▶ WHAT IS BEING ASKED
Repeat the entries below exactly as they appear, with no pictures.

▶ SUPPLIED INFORMATION
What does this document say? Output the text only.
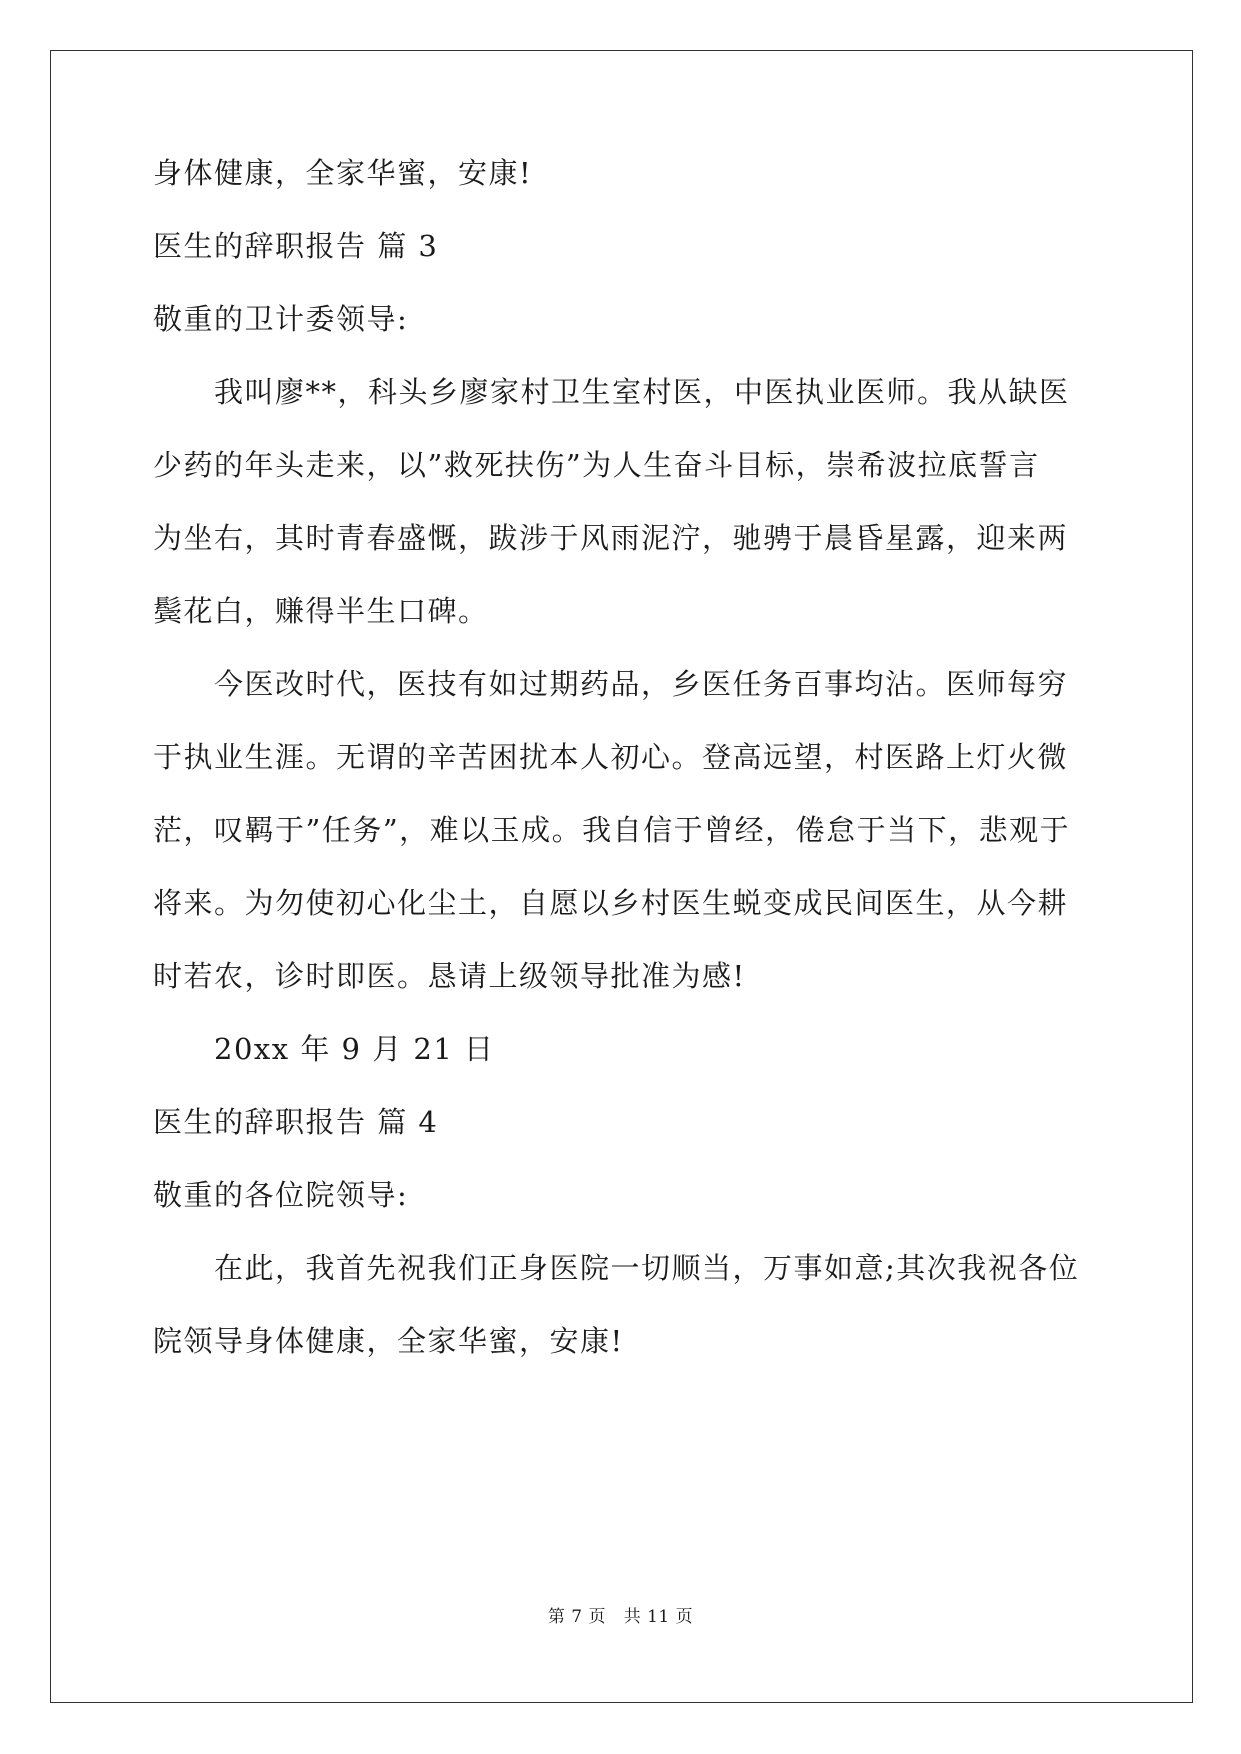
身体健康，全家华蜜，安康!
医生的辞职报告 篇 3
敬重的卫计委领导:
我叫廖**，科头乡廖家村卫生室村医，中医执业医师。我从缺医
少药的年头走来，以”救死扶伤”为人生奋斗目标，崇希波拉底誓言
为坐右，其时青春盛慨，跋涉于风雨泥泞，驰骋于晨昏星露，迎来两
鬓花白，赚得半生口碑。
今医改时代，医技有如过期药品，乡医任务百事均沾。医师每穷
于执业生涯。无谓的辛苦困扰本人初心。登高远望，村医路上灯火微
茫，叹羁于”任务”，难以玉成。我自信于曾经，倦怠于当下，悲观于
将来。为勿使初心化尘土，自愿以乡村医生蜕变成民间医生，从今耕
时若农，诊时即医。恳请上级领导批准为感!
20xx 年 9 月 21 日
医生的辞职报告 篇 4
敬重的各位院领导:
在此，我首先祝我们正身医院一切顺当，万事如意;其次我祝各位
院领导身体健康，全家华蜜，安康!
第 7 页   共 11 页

▶ OUTPUT
What does this document say? Output the text only.
身体健康，全家华蜜，安康!
医生的辞职报告 篇 3
敬重的卫计委领导:
我叫廖**，科头乡廖家村卫生室村医，中医执业医师。我从缺医
少药的年头走来，以”救死扶伤”为人生奋斗目标，崇希波拉底誓言
为坐右，其时青春盛慨，跋涉于风雨泥泞，驰骋于晨昏星露，迎来两
鬓花白，赚得半生口碑。
今医改时代，医技有如过期药品，乡医任务百事均沾。医师每穷
于执业生涯。无谓的辛苦困扰本人初心。登高远望，村医路上灯火微
茫，叹羁于”任务”，难以玉成。我自信于曾经，倦怠于当下，悲观于
将来。为勿使初心化尘土，自愿以乡村医生蜕变成民间医生，从今耕
时若农，诊时即医。恳请上级领导批准为感!
20xx 年 9 月 21 日
医生的辞职报告 篇 4
敬重的各位院领导:
在此，我首先祝我们正身医院一切顺当，万事如意;其次我祝各位
院领导身体健康，全家华蜜，安康!
第 7 页   共 11 页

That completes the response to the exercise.